### DO THIS
Copy out the Benighted review starting with "The primary issue" and going on through "they talk--dear God.", swapping "Femm Manor" for "the Femm house".

The primary issue which readers may run into concerning Benighted thankfully manifests itself right at the start. Simply put, the book is dull, with the opening driving scene which takes our three heroes to Femm Manor reaching Manos levels of absurd length.** Trust me, it makes you wonder about the literary audience of the late '20s when the first chunk of the book is just Priestley finding new ways of saying "It's raining." And this sets the pattern for the rest of the book in another way: too much of the material printed is wasted on re-summarizing what a ghastly storm this is. I would argue that most of the book is spent describing the weather or having characters talk about the weather. And when they talk--dear God.

This is yet another book which I have spent my precious reading time on this year which features a Party of Roving Twits. You probably know the kind, even if you haven't read any of the abominable thrillers of the '20s and '30s which feature the archetype (and which I keep reading because I'm an idiot with high hopes). Everyone who isn't a pretentious asshat is foppish and disengaged to the point of inducing aneurysm. I tried to find conversations between the protagonists that were both interesting and relevant, and was completely without luck. I hate books where all the women do is scream and all the men do is make faux-Wilde pithy observations on everything. Especially when both insist on using such unbearably Caucasian similes as "strange as a mandarin."

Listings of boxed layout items
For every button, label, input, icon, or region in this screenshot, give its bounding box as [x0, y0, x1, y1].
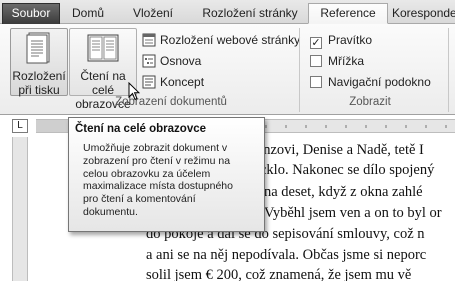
- print-layout-button[interactable]: Rozložení při tisku: [10, 28, 68, 97]
- vertical-ruler[interactable]: [12, 137, 28, 281]
- ribbon-tab-bar: Soubor Domů Vložení Rozložení stránky Re…: [0, 0, 455, 24]
- navigation-pane-checkbox-label: Navigační podokno: [328, 75, 431, 89]
- mouse-cursor-icon: [128, 81, 141, 104]
- ruler-checkbox[interactable]: ✓ Pravítko: [310, 30, 372, 50]
- web-layout-icon: [142, 33, 156, 47]
- document-line: onzovi, Denise a Nadě, tetě I: [256, 142, 424, 158]
- checkmark-icon: ✓: [310, 37, 322, 49]
- tooltip: Čtení na celé obrazovce Umožňuje zobrazi…: [68, 117, 265, 232]
- tooltip-description: Umožňuje zobrazit dokument v zobrazení p…: [83, 142, 263, 219]
- outline-label: Osnova: [160, 54, 202, 68]
- tooltip-line: pro čtení a komentování: [83, 193, 196, 206]
- tooltip-line: maximalizace místa dostupného: [83, 180, 233, 193]
- outline-icon: [142, 54, 156, 68]
- navigation-pane-checkbox[interactable]: Navigační podokno: [310, 72, 431, 92]
- tab-selector-button[interactable]: L: [12, 119, 28, 133]
- views-group-label: Zobrazení dokumentů: [115, 96, 227, 108]
- draft-label: Koncept: [160, 75, 205, 89]
- draft-button[interactable]: Koncept: [142, 72, 204, 92]
- ribbon: Rozložení při tisku Čtení na celé obrazo…: [0, 24, 455, 115]
- open-book-icon: [86, 32, 120, 67]
- tooltip-line: Umožňuje zobrazit dokument v: [83, 142, 228, 154]
- empty-checkbox-icon: [310, 55, 322, 67]
- gridlines-checkbox-label: Mřížka: [328, 54, 364, 68]
- tab-references[interactable]: Reference: [308, 3, 388, 24]
- tab-mailings[interactable]: Korespondence: [392, 4, 455, 24]
- empty-checkbox-icon: [310, 76, 322, 88]
- tooltip-line: dokumentu.: [83, 205, 138, 218]
- outline-button[interactable]: Osnova: [142, 51, 201, 71]
- group-separator: [448, 28, 449, 112]
- draft-icon: [142, 75, 156, 89]
- tab-home[interactable]: Domů: [66, 4, 110, 24]
- ruler-checkbox-label: Pravítko: [328, 33, 373, 47]
- document-line: na deset, když z okna zahlé: [264, 184, 423, 200]
- show-group-label: Zobrazit: [349, 96, 391, 108]
- tooltip-title: Čtení na celé obrazovce: [75, 123, 207, 135]
- document-line: solil jsem € 200, což znamená, že jsem m…: [146, 267, 412, 281]
- gridlines-checkbox[interactable]: Mřížka: [310, 51, 364, 71]
- tab-page-layout[interactable]: Rozložení stránky: [196, 4, 304, 24]
- tab-insert[interactable]: Vložení: [126, 4, 180, 24]
- print-layout-icon: [26, 32, 52, 67]
- print-layout-label: Rozložení při tisku: [12, 69, 66, 97]
- full-screen-reading-button[interactable]: Čtení na celé obrazovce: [69, 28, 137, 111]
- document-line: Vyběhl jsem ven a on to byl or: [264, 205, 442, 221]
- tab-file[interactable]: Soubor: [2, 3, 60, 24]
- group-separator: [299, 28, 300, 112]
- tooltip-line: celou obrazovku za účelem: [83, 167, 211, 180]
- web-layout-button[interactable]: Rozložení webové stránky: [142, 30, 300, 50]
- web-layout-label: Rozložení webové stránky: [160, 33, 301, 47]
- tooltip-line: zobrazení pro čtení v režimu na: [83, 154, 231, 167]
- document-line: a ani se na něj nepodívala. Občas jsme s…: [146, 247, 427, 263]
- document-line: cklo. Nakonec se dílo spojený: [260, 162, 435, 178]
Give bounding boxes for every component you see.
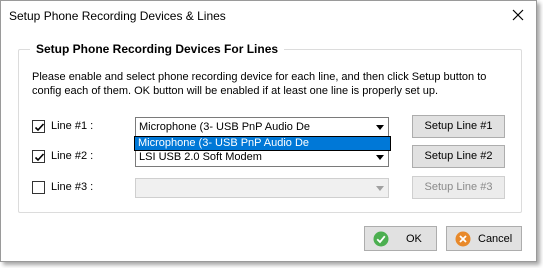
line-2-checkbox[interactable] xyxy=(32,150,45,163)
check-circle-icon xyxy=(373,231,389,247)
line-3-label: Line #3 : xyxy=(51,181,94,193)
cancel-button[interactable]: Cancel xyxy=(446,226,522,251)
line-1-device-value: Microphone (3- USB PnP Audio De xyxy=(139,121,310,133)
dialog-window: Setup Phone Recording Devices & Lines Se… xyxy=(0,0,537,262)
line-2-label: Line #2 : xyxy=(51,150,94,162)
group-description: Please enable and select phone recording… xyxy=(32,71,487,97)
line-2-device-value: LSI USB 2.0 Soft Modem xyxy=(139,151,262,163)
line-1-checkbox[interactable] xyxy=(32,120,45,133)
setup-line-3-button: Setup Line #3 xyxy=(412,176,505,199)
line-1-device-dropdown-list: Microphone (3- USB PnP Audio De xyxy=(134,136,391,151)
dropdown-option[interactable]: Microphone (3- USB PnP Audio De xyxy=(135,137,390,150)
line-3-checkbox[interactable] xyxy=(32,181,45,194)
line-3-device-select xyxy=(135,178,389,198)
group-legend: Setup Phone Recording Devices For Lines xyxy=(30,42,285,56)
cancel-label: Cancel xyxy=(478,233,513,245)
lines-group: Setup Phone Recording Devices For Lines … xyxy=(18,42,522,213)
chevron-down-icon xyxy=(376,125,384,130)
ok-label: OK xyxy=(406,233,422,245)
line-1-device-select[interactable]: Microphone (3- USB PnP Audio De xyxy=(135,117,389,137)
chevron-down-icon xyxy=(376,186,384,191)
ok-button[interactable]: OK xyxy=(364,226,437,251)
setup-line-2-button[interactable]: Setup Line #2 xyxy=(412,145,505,168)
line-1-label: Line #1 : xyxy=(51,120,94,132)
chevron-down-icon xyxy=(376,155,384,160)
close-icon[interactable] xyxy=(510,7,526,23)
window-title: Setup Phone Recording Devices & Lines xyxy=(9,9,226,23)
cancel-circle-icon xyxy=(455,231,471,247)
title-bar: Setup Phone Recording Devices & Lines xyxy=(1,1,536,31)
setup-line-1-button[interactable]: Setup Line #1 xyxy=(412,115,505,138)
line-row-3: Line #3 : Setup Line #3 xyxy=(32,176,512,200)
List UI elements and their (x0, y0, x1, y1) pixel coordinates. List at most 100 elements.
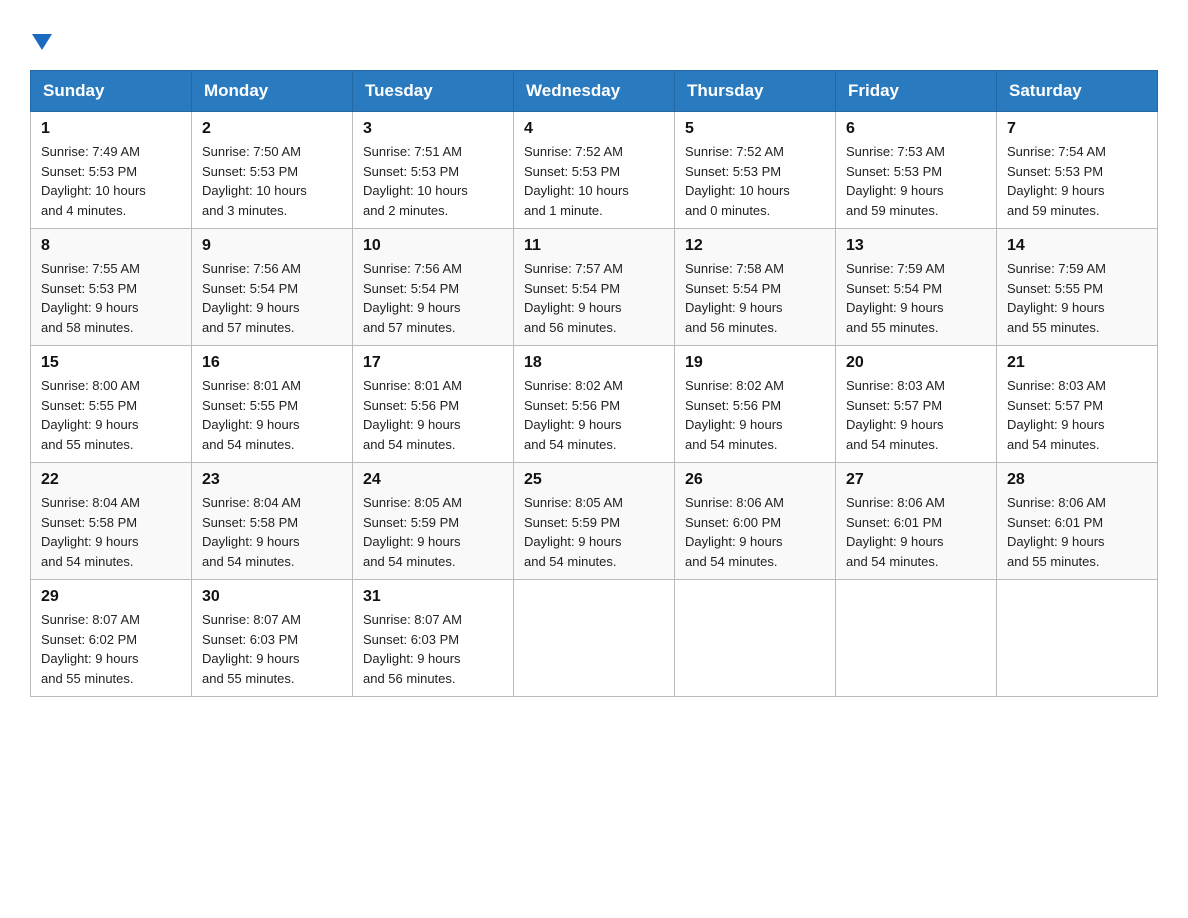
day-info: Sunrise: 7:50 AMSunset: 5:53 PMDaylight:… (202, 142, 342, 220)
day-info: Sunrise: 8:07 AMSunset: 6:03 PMDaylight:… (363, 610, 503, 688)
table-row: 9 Sunrise: 7:56 AMSunset: 5:54 PMDaylight… (192, 229, 353, 346)
day-info: Sunrise: 7:56 AMSunset: 5:54 PMDaylight:… (363, 259, 503, 337)
table-row: 18Sunrise: 8:02 AMSunset: 5:56 PMDayligh… (514, 346, 675, 463)
day-number: 15 (41, 354, 181, 372)
table-row: 1 Sunrise: 7:49 AMSunset: 5:53 PMDaylight… (31, 112, 192, 229)
day-number: 1 (41, 120, 181, 138)
table-row: 2 Sunrise: 7:50 AMSunset: 5:53 PMDaylight… (192, 112, 353, 229)
day-info: Sunrise: 8:05 AMSunset: 5:59 PMDaylight:… (524, 493, 664, 571)
calendar-header-row: Sunday Monday Tuesday Wednesday Thursday… (31, 71, 1158, 112)
day-info: Sunrise: 8:04 AMSunset: 5:58 PMDaylight:… (202, 493, 342, 571)
day-number: 30 (202, 588, 342, 606)
table-row: 7 Sunrise: 7:54 AMSunset: 5:53 PMDaylight… (997, 112, 1158, 229)
day-info: Sunrise: 7:56 AMSunset: 5:54 PMDaylight:… (202, 259, 342, 337)
day-number: 31 (363, 588, 503, 606)
day-number: 6 (846, 120, 986, 138)
day-number: 16 (202, 354, 342, 372)
day-number: 23 (202, 471, 342, 489)
table-row: 22 Sunrise: 8:04 AMSunset: 5:58 PMDayligh… (31, 463, 192, 580)
day-info: Sunrise: 8:03 AMSunset: 5:57 PMDaylight:… (1007, 376, 1147, 454)
calendar-week-row: 29Sunrise: 8:07 AMSunset: 6:02 PMDayligh… (31, 580, 1158, 697)
table-row: 11 Sunrise: 7:57 AMSunset: 5:54 PMDayligh… (514, 229, 675, 346)
day-number: 14 (1007, 237, 1147, 255)
day-number: 8 (41, 237, 181, 255)
day-info: Sunrise: 7:54 AMSunset: 5:53 PMDaylight:… (1007, 142, 1147, 220)
calendar-week-row: 15 Sunrise: 8:00 AMSunset: 5:55 PMDayligh… (31, 346, 1158, 463)
logo (30, 30, 52, 50)
day-number: 9 (202, 237, 342, 255)
table-row: 3 Sunrise: 7:51 AMSunset: 5:53 PMDaylight… (353, 112, 514, 229)
day-info: Sunrise: 8:02 AMSunset: 5:56 PMDaylight:… (685, 376, 825, 454)
day-number: 22 (41, 471, 181, 489)
day-number: 26 (685, 471, 825, 489)
day-number: 13 (846, 237, 986, 255)
table-row: 14Sunrise: 7:59 AMSunset: 5:55 PMDayligh… (997, 229, 1158, 346)
table-row: 29Sunrise: 8:07 AMSunset: 6:02 PMDayligh… (31, 580, 192, 697)
table-row: 28Sunrise: 8:06 AMSunset: 6:01 PMDayligh… (997, 463, 1158, 580)
table-row: 20 Sunrise: 8:03 AMSunset: 5:57 PMDayligh… (836, 346, 997, 463)
table-row: 4Sunrise: 7:52 AMSunset: 5:53 PMDaylight… (514, 112, 675, 229)
day-number: 18 (524, 354, 664, 372)
page-header (30, 30, 1158, 50)
table-row: 27Sunrise: 8:06 AMSunset: 6:01 PMDayligh… (836, 463, 997, 580)
day-number: 2 (202, 120, 342, 138)
day-number: 20 (846, 354, 986, 372)
table-row: 24 Sunrise: 8:05 AMSunset: 5:59 PMDayligh… (353, 463, 514, 580)
table-row: 31 Sunrise: 8:07 AMSunset: 6:03 PMDayligh… (353, 580, 514, 697)
day-info: Sunrise: 7:49 AMSunset: 5:53 PMDaylight:… (41, 142, 181, 220)
day-info: Sunrise: 8:06 AMSunset: 6:00 PMDaylight:… (685, 493, 825, 571)
day-number: 4 (524, 120, 664, 138)
table-row: 23 Sunrise: 8:04 AMSunset: 5:58 PMDayligh… (192, 463, 353, 580)
table-row: 25 Sunrise: 8:05 AMSunset: 5:59 PMDayligh… (514, 463, 675, 580)
col-thursday: Thursday (675, 71, 836, 112)
day-number: 28 (1007, 471, 1147, 489)
day-info: Sunrise: 7:51 AMSunset: 5:53 PMDaylight:… (363, 142, 503, 220)
table-row: 8 Sunrise: 7:55 AMSunset: 5:53 PMDaylight… (31, 229, 192, 346)
day-info: Sunrise: 7:55 AMSunset: 5:53 PMDaylight:… (41, 259, 181, 337)
col-friday: Friday (836, 71, 997, 112)
day-number: 5 (685, 120, 825, 138)
table-row: 19 Sunrise: 8:02 AMSunset: 5:56 PMDayligh… (675, 346, 836, 463)
table-row: 15 Sunrise: 8:00 AMSunset: 5:55 PMDayligh… (31, 346, 192, 463)
table-row: 21Sunrise: 8:03 AMSunset: 5:57 PMDayligh… (997, 346, 1158, 463)
table-row (836, 580, 997, 697)
calendar-week-row: 22 Sunrise: 8:04 AMSunset: 5:58 PMDayligh… (31, 463, 1158, 580)
logo-arrow-icon (32, 34, 52, 50)
table-row: 10 Sunrise: 7:56 AMSunset: 5:54 PMDayligh… (353, 229, 514, 346)
day-number: 19 (685, 354, 825, 372)
day-number: 12 (685, 237, 825, 255)
day-info: Sunrise: 7:58 AMSunset: 5:54 PMDaylight:… (685, 259, 825, 337)
day-number: 10 (363, 237, 503, 255)
table-row: 26 Sunrise: 8:06 AMSunset: 6:00 PMDayligh… (675, 463, 836, 580)
day-info: Sunrise: 8:06 AMSunset: 6:01 PMDaylight:… (846, 493, 986, 571)
day-number: 3 (363, 120, 503, 138)
col-wednesday: Wednesday (514, 71, 675, 112)
day-info: Sunrise: 8:04 AMSunset: 5:58 PMDaylight:… (41, 493, 181, 571)
day-info: Sunrise: 7:53 AMSunset: 5:53 PMDaylight:… (846, 142, 986, 220)
calendar-week-row: 1 Sunrise: 7:49 AMSunset: 5:53 PMDaylight… (31, 112, 1158, 229)
day-info: Sunrise: 7:57 AMSunset: 5:54 PMDaylight:… (524, 259, 664, 337)
day-number: 11 (524, 237, 664, 255)
calendar-table: Sunday Monday Tuesday Wednesday Thursday… (30, 70, 1158, 697)
day-number: 25 (524, 471, 664, 489)
col-tuesday: Tuesday (353, 71, 514, 112)
day-info: Sunrise: 7:52 AMSunset: 5:53 PMDaylight:… (685, 142, 825, 220)
table-row: 16Sunrise: 8:01 AMSunset: 5:55 PMDayligh… (192, 346, 353, 463)
col-sunday: Sunday (31, 71, 192, 112)
table-row (997, 580, 1158, 697)
table-row (675, 580, 836, 697)
day-number: 29 (41, 588, 181, 606)
calendar-week-row: 8 Sunrise: 7:55 AMSunset: 5:53 PMDaylight… (31, 229, 1158, 346)
day-info: Sunrise: 8:03 AMSunset: 5:57 PMDaylight:… (846, 376, 986, 454)
day-info: Sunrise: 8:05 AMSunset: 5:59 PMDaylight:… (363, 493, 503, 571)
day-info: Sunrise: 8:07 AMSunset: 6:03 PMDaylight:… (202, 610, 342, 688)
col-monday: Monday (192, 71, 353, 112)
day-number: 7 (1007, 120, 1147, 138)
table-row: 30 Sunrise: 8:07 AMSunset: 6:03 PMDayligh… (192, 580, 353, 697)
day-info: Sunrise: 7:59 AMSunset: 5:54 PMDaylight:… (846, 259, 986, 337)
table-row: 12 Sunrise: 7:58 AMSunset: 5:54 PMDayligh… (675, 229, 836, 346)
table-row: 6 Sunrise: 7:53 AMSunset: 5:53 PMDaylight… (836, 112, 997, 229)
day-info: Sunrise: 8:00 AMSunset: 5:55 PMDaylight:… (41, 376, 181, 454)
table-row: 17Sunrise: 8:01 AMSunset: 5:56 PMDayligh… (353, 346, 514, 463)
day-number: 24 (363, 471, 503, 489)
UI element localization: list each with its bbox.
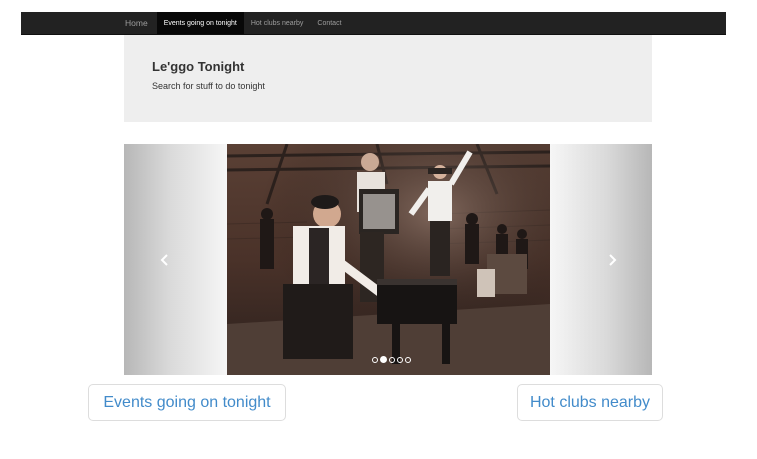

### ANSWER IN FULL
The primary issue which readers may run into concerning Benighted thankfully manifests itself right at the start. Simply put, the book is dull, with the opening driving scene which takes our three heroes to the Femm house reaching Manos levels of absurd length.** Trust me, it makes you wonder about the literary audience of the late '20s when the first chunk of the book is just Priestley finding new ways of saying "It's raining." And this sets the pattern for the rest of the book in another way: too much of the material printed is wasted on re-summarizing what a ghastly storm this is. I would argue that most of the book is spent describing the weather or having characters talk about the weather. And when they talk--dear God.